In the data below, find every line that has the string "icon", and copy it.

Data records:
.....

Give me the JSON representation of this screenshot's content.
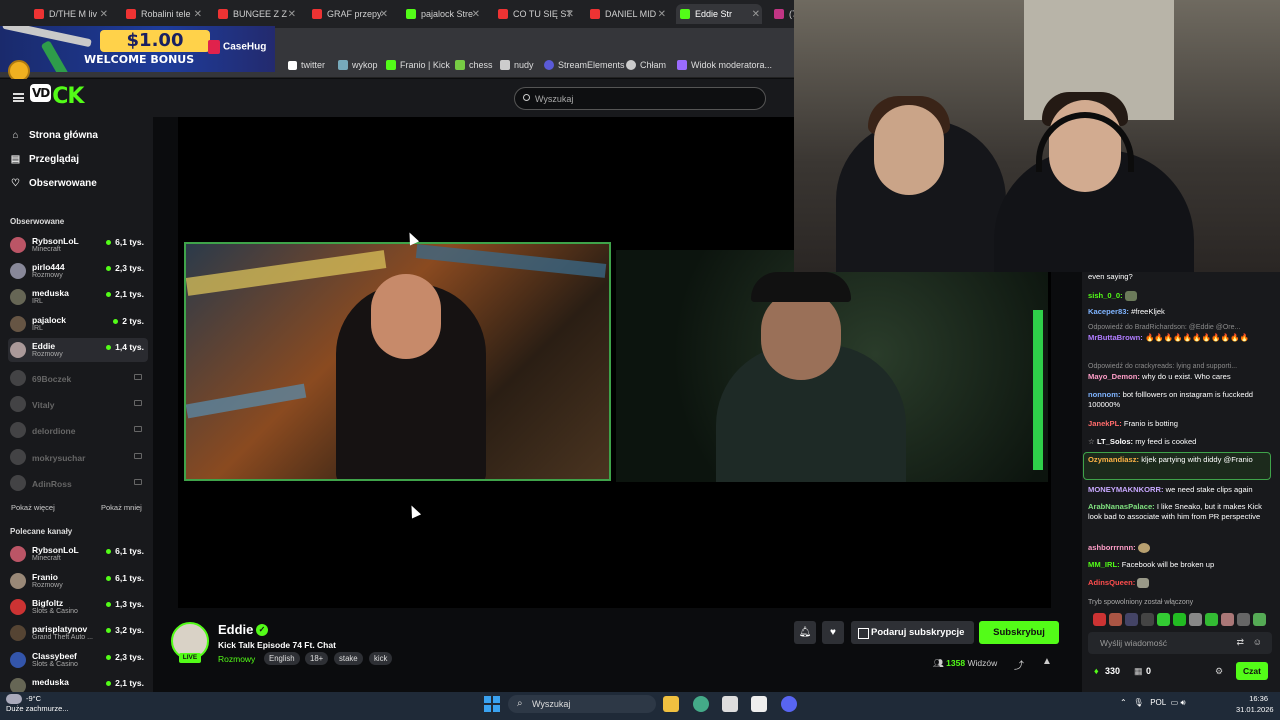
{
  "browser": {
    "tabs": [
      {
        "label": "D/THE M liv",
        "color": "#e33"
      },
      {
        "label": "Robalini tele",
        "color": "#e33"
      },
      {
        "label": "BUNGEE Z Z",
        "color": "#e33"
      },
      {
        "label": "GRAF przepy",
        "color": "#e33"
      },
      {
        "label": "pajalock Stre",
        "color": "#53fc18"
      },
      {
        "label": "CO TU SIĘ ST",
        "color": "#e33"
      },
      {
        "label": "DANIEL MID",
        "color": "#e33"
      },
      {
        "label": "Eddie Str",
        "color": "#53fc18"
      },
      {
        "label": "(7",
        "color": "#c13584"
      }
    ],
    "bookmarks": [
      "twitter",
      "wykop",
      "Franio | Kick",
      "chess",
      "nudy",
      "StreamElements",
      "Chłam",
      "Widok moderatora..."
    ]
  },
  "ad": {
    "amount": "$1.00",
    "text": "WELCOME BONUS",
    "brand": "CaseHug"
  },
  "header": {
    "search_placeholder": "Wyszukaj"
  },
  "sidebar": {
    "nav": [
      {
        "label": "Strona główna",
        "icon": "home-icon"
      },
      {
        "label": "Przeglądaj",
        "icon": "browse-icon"
      },
      {
        "label": "Obserwowane",
        "icon": "heart-icon"
      }
    ],
    "followed_title": "Obserwowane",
    "followed": [
      {
        "name": "RybsonLoL",
        "category": "Minecraft",
        "viewers": "6,1 tys.",
        "live": true
      },
      {
        "name": "pirlo444",
        "category": "Rozmowy",
        "viewers": "2,3 tys.",
        "live": true
      },
      {
        "name": "meduska",
        "category": "IRL",
        "viewers": "2,1 tys.",
        "live": true
      },
      {
        "name": "pajalock",
        "category": "IRL",
        "viewers": "2 tys.",
        "live": true
      },
      {
        "name": "Eddie",
        "category": "Rozmowy",
        "viewers": "1,4 tys.",
        "live": true
      },
      {
        "name": "69Boczek",
        "live": false
      },
      {
        "name": "Vitaly",
        "live": false
      },
      {
        "name": "delordione",
        "live": false
      },
      {
        "name": "mokrysuchar",
        "live": false
      },
      {
        "name": "AdinRoss",
        "live": false
      }
    ],
    "show_more": "Pokaż więcej",
    "show_less": "Pokaż mniej",
    "recommended_title": "Polecane kanały",
    "recommended": [
      {
        "name": "RybsonLoL",
        "category": "Minecraft",
        "viewers": "6,1 tys."
      },
      {
        "name": "Franio",
        "category": "Rozmowy",
        "viewers": "6,1 tys."
      },
      {
        "name": "Bigfoltz",
        "category": "Slots & Casino",
        "viewers": "1,3 tys."
      },
      {
        "name": "parisplatynov",
        "category": "Grand Theft Auto ...",
        "viewers": "3,2 tys."
      },
      {
        "name": "Classybeef",
        "category": "Slots & Casino",
        "viewers": "2,3 tys."
      },
      {
        "name": "meduska",
        "category": "",
        "viewers": "2,1 tys."
      }
    ]
  },
  "stream": {
    "name": "Eddie",
    "live": "LIVE",
    "title": "Kick Talk Episode 74 Ft. Chat",
    "category": "Rozmowy",
    "tags": [
      "English",
      "18+",
      "stake",
      "kick"
    ],
    "gift_label": "Podaruj subskrypcje",
    "subscribe_label": "Subskrybuj",
    "viewers": "1358",
    "viewers_label": "Widzów"
  },
  "chat": {
    "messages": [
      {
        "user": "",
        "color": "#fff",
        "text": "even saying?"
      },
      {
        "user": "sish_0_0:",
        "color": "#53fc18",
        "text": ""
      },
      {
        "user": "Kaceper83:",
        "color": "#7fb4ff",
        "text": "#freeKljek"
      },
      {
        "reply": "Odpowiedź do BradRichardson: @Eddie @Ore...",
        "user": "MrButtaBrown:",
        "color": "#b07cff",
        "text": ""
      },
      {
        "reply": "Odpowiedź do crackyreads: lying and supporti...",
        "user": "Mayo_Demon:",
        "color": "#ff9ec8",
        "text": "why do u exist. Who cares"
      },
      {
        "user": "nonnom:",
        "color": "#7fb4ff",
        "text": "bot folllowers on instagram is fucckedd 100000%"
      },
      {
        "user": "JanekPL:",
        "color": "#ff6b6b",
        "text": "Franio is botting"
      },
      {
        "user": "LT_Solos:",
        "color": "#fff",
        "text": "my feed is cooked"
      },
      {
        "user": "Ozymandiasz:",
        "color": "#ffb347",
        "text": "kljek partying with diddy @Franio"
      },
      {
        "user": "MONEYMAKNKORR:",
        "color": "#c8a8ff",
        "text": "we need stake clips again"
      },
      {
        "user": "ArabNanasPalace:",
        "color": "#7fe07f",
        "text": "I like Sneako, but it makes Kick look bad to associate with him from PR perspective"
      },
      {
        "user": "ashborrrnnn:",
        "color": "#ff9ec8",
        "text": ""
      },
      {
        "user": "MM_IRL:",
        "color": "#53fc18",
        "text": "Facebook will be broken up"
      },
      {
        "user": "AdinsQueen:",
        "color": "#ff4d4d",
        "text": ""
      }
    ],
    "slow_mode": "Tryb spowolniony został włączony",
    "input_placeholder": "Wyślij wiadomość",
    "points": "330",
    "gifts": "0",
    "send_label": "Czat"
  },
  "taskbar": {
    "weather_temp": "-9°C",
    "weather_desc": "Duże zachmurze...",
    "search_placeholder": "Wyszukaj",
    "lang": "POL",
    "time": "16:36",
    "date": "31.01.2026"
  }
}
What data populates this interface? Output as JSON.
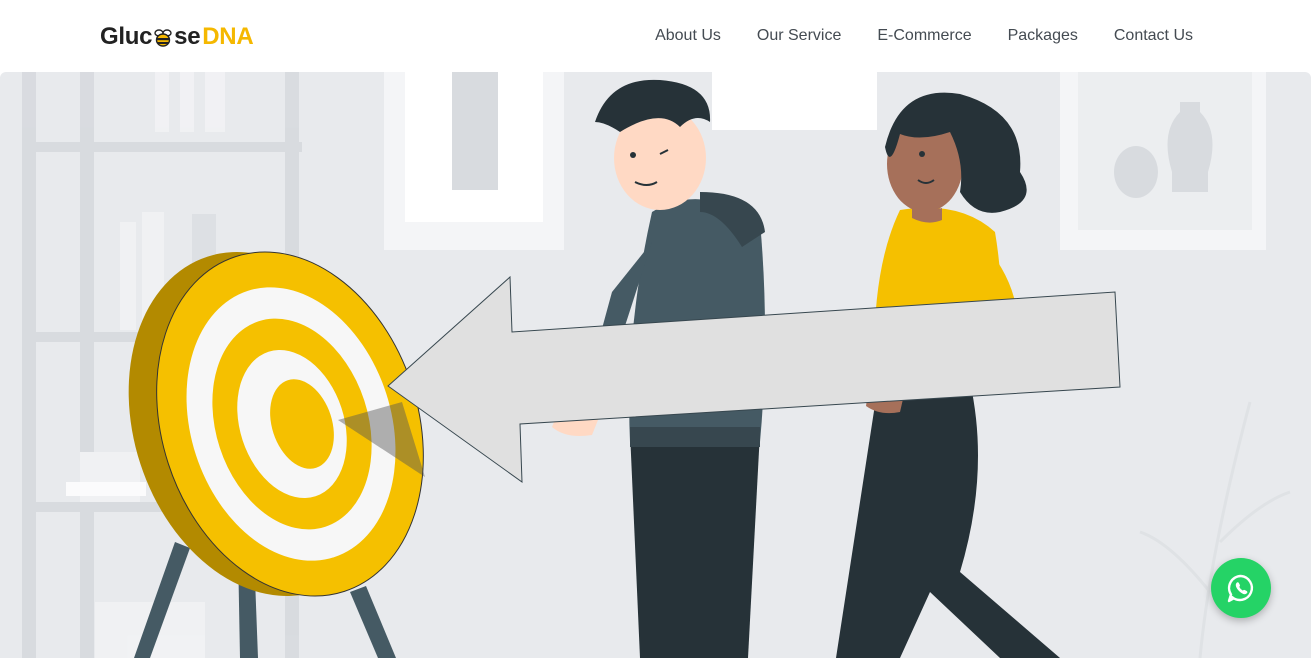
{
  "brand": {
    "logo_part_a": "Gluc",
    "logo_part_b": "se",
    "logo_part_c": "DNA",
    "accent_color": "#f5b800"
  },
  "nav": {
    "items": [
      {
        "label": "About Us"
      },
      {
        "label": "Our Service"
      },
      {
        "label": "E-Commerce"
      },
      {
        "label": "Packages"
      },
      {
        "label": "Contact Us"
      }
    ]
  },
  "hero": {
    "illustration": "two people carrying an arrow toward a dartboard target"
  },
  "floating": {
    "icon": "whatsapp-icon",
    "color": "#25d366"
  }
}
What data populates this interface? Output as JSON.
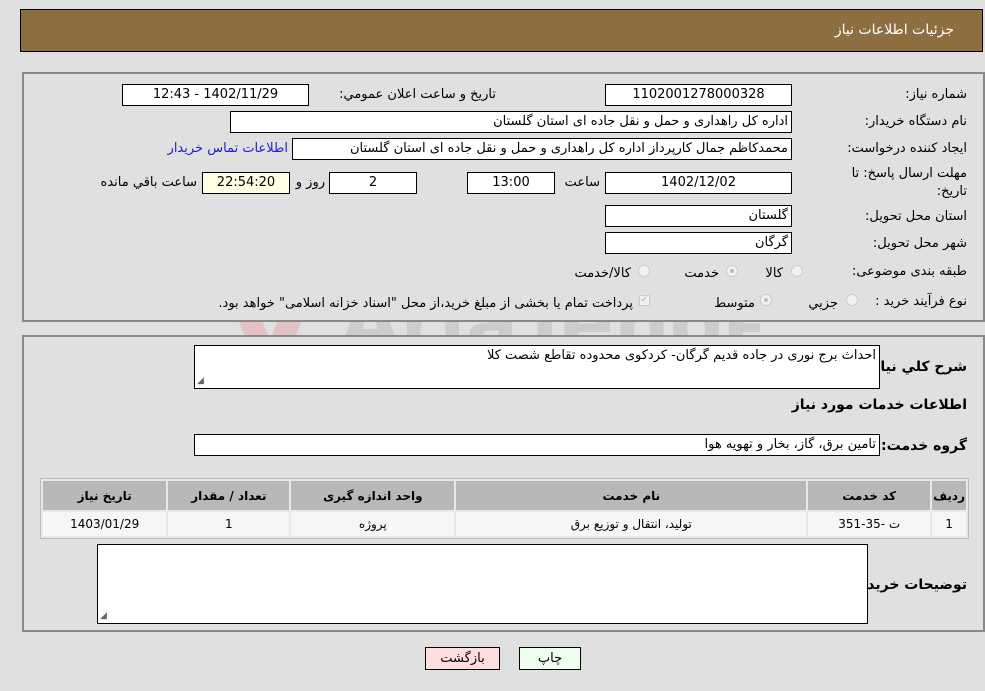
{
  "header": {
    "title": "جزئیات اطلاعات نیاز"
  },
  "form": {
    "need_number_label": "شماره نیاز:",
    "need_number": "1102001278000328",
    "announce_label": "تاريخ و ساعت اعلان عمومي:",
    "announce_value": "1402/11/29 - 12:43",
    "buyer_org_label": "نام دستگاه خريدار:",
    "buyer_org": "اداره کل راهداری و حمل و نقل جاده ای استان گلستان",
    "creator_label": "ايجاد کننده درخواست:",
    "creator": "محمدکاظم جمال کارپرداز اداره کل راهداری و حمل و نقل جاده ای استان گلستان",
    "contact_link": "اطلاعات تماس خريدار",
    "deadline_label_1": "مهلت ارسال پاسخ: تا",
    "deadline_label_2": "تاریخ:",
    "deadline_date": "1402/12/02",
    "time_label": "ساعت",
    "deadline_time": "13:00",
    "days": "2",
    "days_label": "روز و",
    "remaining_time": "22:54:20",
    "remaining_label": "ساعت باقي مانده",
    "province_label": "استان محل تحويل:",
    "province": "گلستان",
    "city_label": "شهر محل تحويل:",
    "city": "گرگان",
    "category_label": "طبقه بندی موضوعی:",
    "category_options": [
      "کالا",
      "خدمت",
      "کالا/خدمت"
    ],
    "category_selected": "خدمت",
    "process_label": "نوع فرآيند خريد :",
    "process_options": [
      "جزيي",
      "متوسط"
    ],
    "process_selected": "متوسط",
    "payment_note": "پرداخت تمام يا بخشی از مبلغ خريد،از محل \"اسناد خزانه اسلامی\" خواهد بود."
  },
  "details": {
    "description_label": "شرح كلي نياز:",
    "description": "احداث برج نوری در جاده قدیم گرگان- کردکوی محدوده تقاطع شصت کلا",
    "services_title": "اطلاعات خدمات مورد نياز",
    "service_group_label": "گروه خدمت:",
    "service_group": "تامین برق، گاز، بخار و تهویه هوا",
    "table": {
      "headers": [
        "رديف",
        "كد خدمت",
        "نام خدمت",
        "واحد اندازه گيری",
        "تعداد / مقدار",
        "تاريخ نياز"
      ],
      "rows": [
        [
          "1",
          "ت -35-351",
          "تولید، انتقال و توزیع برق",
          "پروژه",
          "1",
          "1403/01/29"
        ]
      ]
    },
    "buyer_notes_label": "توضيحات خريدار:",
    "buyer_notes": ""
  },
  "buttons": {
    "print": "چاپ",
    "back": "بازگشت"
  },
  "watermark": "AriaTender.neT",
  "colors": {
    "header_bg": "#8d6e41",
    "print_bg": "#eeffee",
    "back_bg": "#ffdddd",
    "link": "#2020cc"
  }
}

.....

WRITTEN SOLUTION:
        "icon": "home-icon"
        "icon": "browse-icon"
        "icon": "heart-icon"
    "icon": "whatsapp-icon",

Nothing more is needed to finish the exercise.